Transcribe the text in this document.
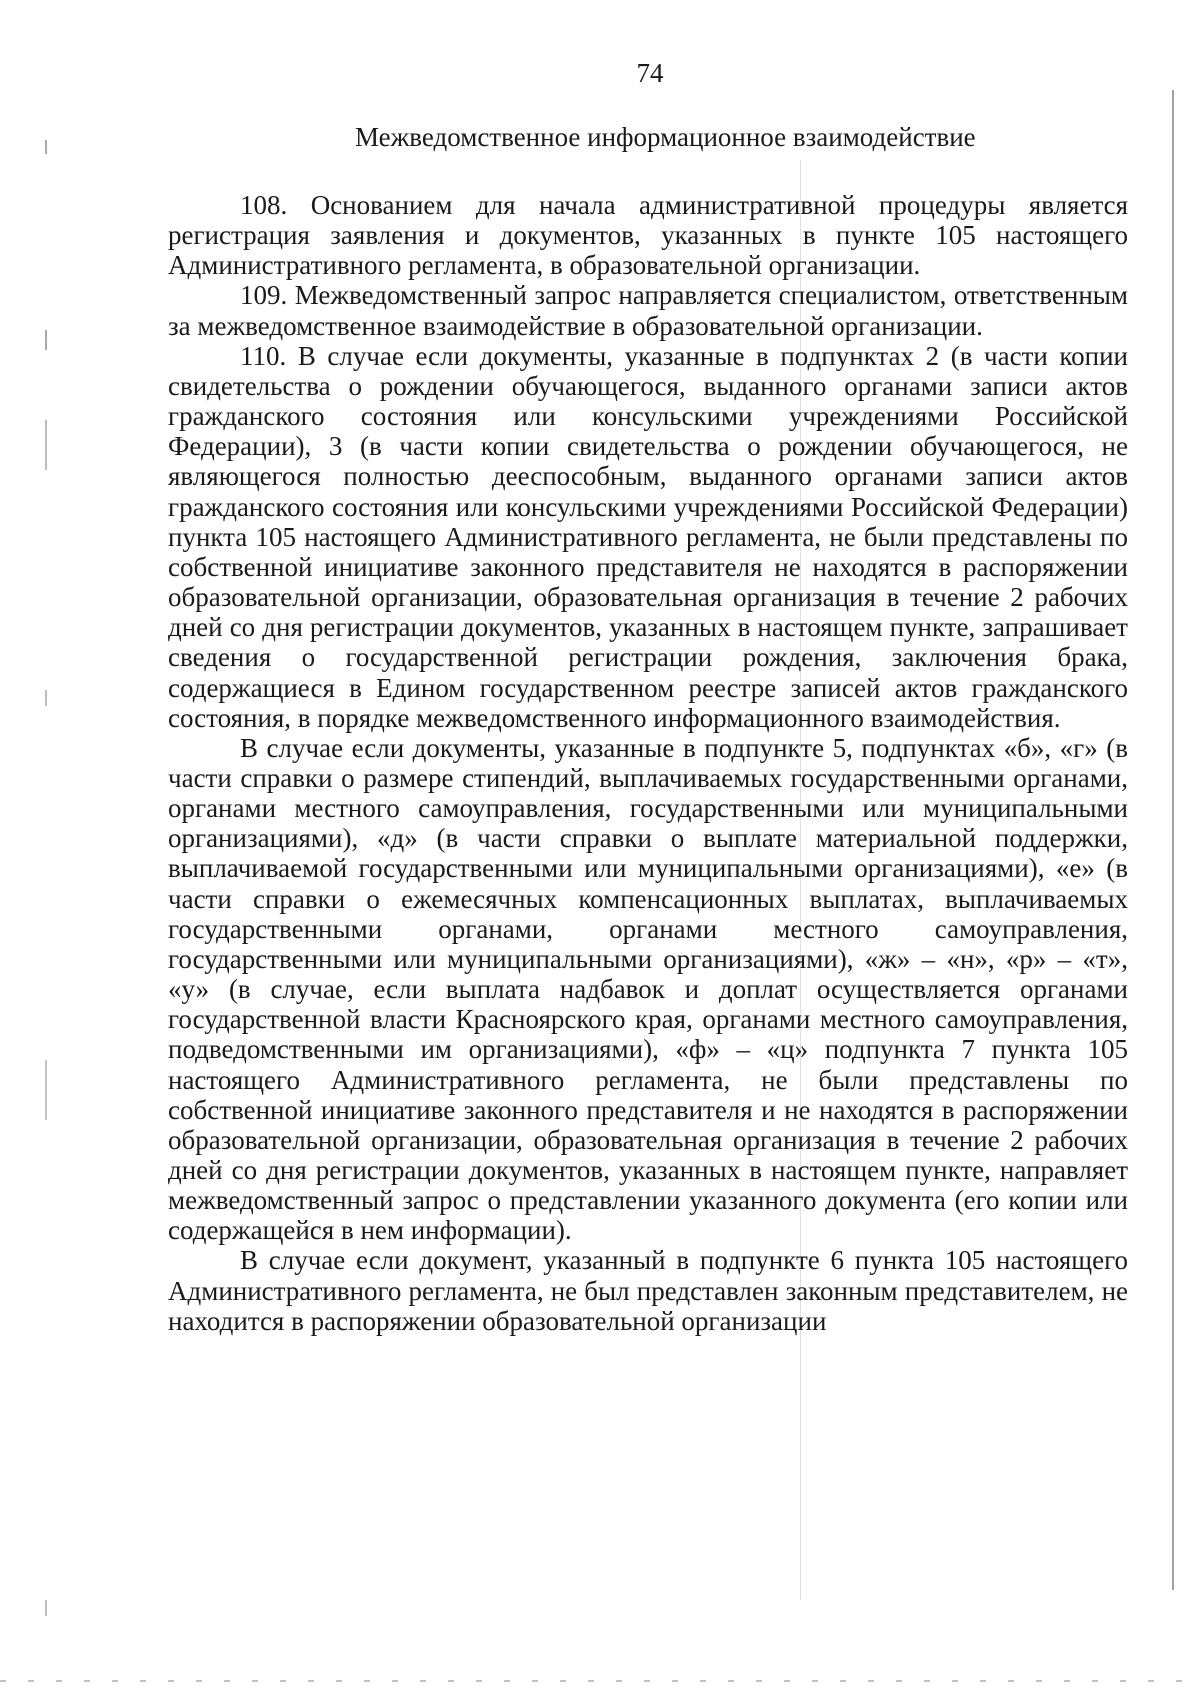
74
Межведомственное информационное взаимодействие

108. Основанием для начала административной процедуры является регистрация заявления и документов, указанных в пункте 105 настоящего Административного регламента, в образовательной организации.

109. Межведомственный запрос направляется специалистом, ответственным за межведомственное взаимодействие в образовательной организации.

110. В случае если документы, указанные в подпунктах 2 (в части копии свидетельства о рождении обучающегося, выданного органами записи актов гражданского состояния или консульскими учреждениями Российской Федерации), 3 (в части копии свидетельства о рождении обучающегося, не являющегося полностью дееспособным, выданного органами записи актов гражданского состояния или консульскими учреждениями Российской Федерации) пункта 105 настоящего Административного регламента, не были представлены по собственной инициативе законного представителя не находятся в распоряжении образовательной организации, образовательная организация в течение 2 рабочих дней со дня регистрации документов, указанных в настоящем пункте, запрашивает сведения о государственной регистрации рождения, заключения брака, содержащиеся в Едином государственном реестре записей актов гражданского состояния, в порядке межведомственного информационного взаимодействия.

В случае если документы, указанные в подпункте 5, подпунктах «б», «г» (в части справки о размере стипендий, выплачиваемых государственными органами, органами местного самоуправления, государственными или муниципальными организациями), «д» (в части справки о выплате материальной поддержки, выплачиваемой государственными или муниципальными организациями), «е» (в части справки о ежемесячных компенсационных выплатах, выплачиваемых государственными органами, органами местного самоуправления, государственными или муниципальными организациями), «ж» – «н», «р» – «т», «у» (в случае, если выплата надбавок и доплат осуществляется органами государственной власти Красноярского края, органами местного самоуправления, подведомственными им организациями), «ф» – «ц» подпункта 7 пункта 105 настоящего Административного регламента, не были представлены по собственной инициативе законного представителя и не находятся в распоряжении образовательной организации, образовательная организация в течение 2 рабочих дней со дня регистрации документов, указанных в настоящем пункте, направляет межведомственный запрос о представлении указанного документа (его копии или содержащейся в нем информации).

В случае если документ, указанный в подпункте 6 пункта 105 настоящего Административного регламента, не был представлен законным представителем, не находится в распоряжении образовательной организации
────────
## WRITTEN TASK
Using the listing above, gather each line that holds the string "копии" and copy it.

## COMPLETED EXERCISE
110. В случае если документы, указанные в подпунктах 2 (в части копии свидетельства о рождении обучающегося, выданного органами записи актов гражданского состояния или консульскими учреждениями Российской Федерации), 3 (в части копии свидетельства о рождении обучающегося, не являющегося полностью дееспособным, выданного органами записи актов гражданского состояния или консульскими учреждениями Российской Федерации) пункта 105 настоящего Административного регламента, не были представлены по собственной инициативе законного представителя не находятся в распоряжении образовательной организации, образовательная организация в течение 2 рабочих дней со дня регистрации документов, указанных в настоящем пункте, запрашивает сведения о государственной регистрации рождения, заключения брака, содержащиеся в Едином государственном реестре записей актов гражданского состояния, в порядке межведомственного информационного взаимодействия.
В случае если документы, указанные в подпункте 5, подпунктах «б», «г» (в части справки о размере стипендий, выплачиваемых государственными органами, органами местного самоуправления, государственными или муниципальными организациями), «д» (в части справки о выплате материальной поддержки, выплачиваемой государственными или муниципальными организациями), «е» (в части справки о ежемесячных компенсационных выплатах, выплачиваемых государственными органами, органами местного самоуправления, государственными или муниципальными организациями), «ж» – «н», «р» – «т», «у» (в случае, если выплата надбавок и доплат осуществляется органами государственной власти Красноярского края, органами местного самоуправления, подведомственными им организациями), «ф» – «ц» подпункта 7 пункта 105 настоящего Административного регламента, не были представлены по собственной инициативе законного представителя и не находятся в распоряжении образовательной организации, образовательная организация в течение 2 рабочих дней со дня регистрации документов, указанных в настоящем пункте, направляет межведомственный запрос о представлении указанного документа (его копии или содержащейся в нем информации).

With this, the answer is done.